*Aim of the exercise*. Drop the images; return everything else in the listing below exactly.

*Data*.
## BEGIN
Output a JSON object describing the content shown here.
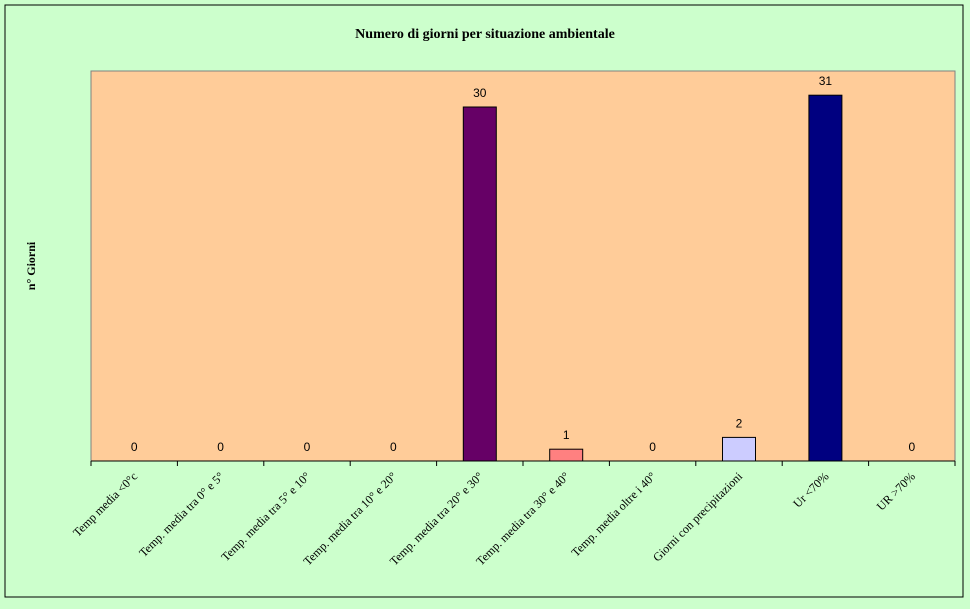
{
  "chart_data": {
    "type": "bar",
    "title": "Numero di giorni per situazione ambientale",
    "xlabel": "",
    "ylabel": "n° Giorni",
    "ylim": [
      0,
      32
    ],
    "grid": false,
    "legend": "none",
    "categories": [
      "Temp media <0°c",
      "Temp. media tra 0° e 5°",
      "Temp. media tra 5° e 10°",
      "Temp. media tra 10° e 20°",
      "Temp. media tra 20° e 30°",
      "Temp. media tra 30° e 40°",
      "Temp. media oltre i 40°",
      "Giorni con precipitazioni",
      "Ur <70%",
      "UR >70%"
    ],
    "values": [
      0,
      0,
      0,
      0,
      30,
      1,
      0,
      2,
      31,
      0
    ],
    "bar_colors": [
      "#ff00ff",
      "#ffff00",
      "#00ffff",
      "#800000",
      "#660066",
      "#ff8080",
      "#0066cc",
      "#ccccff",
      "#000080",
      "#ff00ff"
    ],
    "plot_background": "#ffcc99",
    "page_background": "#ccffcc"
  }
}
## END
*Result for this exercise*.
Output a JSON object describing the content shown here.
{
  "chart_data": {
    "type": "bar",
    "title": "Numero di giorni per situazione ambientale",
    "xlabel": "",
    "ylabel": "n° Giorni",
    "ylim": [
      0,
      32
    ],
    "grid": false,
    "legend": "none",
    "categories": [
      "Temp media <0°c",
      "Temp. media tra 0° e 5°",
      "Temp. media tra 5° e 10°",
      "Temp. media tra 10° e 20°",
      "Temp. media tra 20° e 30°",
      "Temp. media tra 30° e 40°",
      "Temp. media oltre i 40°",
      "Giorni con precipitazioni",
      "Ur <70%",
      "UR >70%"
    ],
    "values": [
      0,
      0,
      0,
      0,
      30,
      1,
      0,
      2,
      31,
      0
    ],
    "bar_colors": [
      "#ff00ff",
      "#ffff00",
      "#00ffff",
      "#800000",
      "#660066",
      "#ff8080",
      "#0066cc",
      "#ccccff",
      "#000080",
      "#ff00ff"
    ],
    "plot_background": "#ffcc99",
    "page_background": "#ccffcc"
  }
}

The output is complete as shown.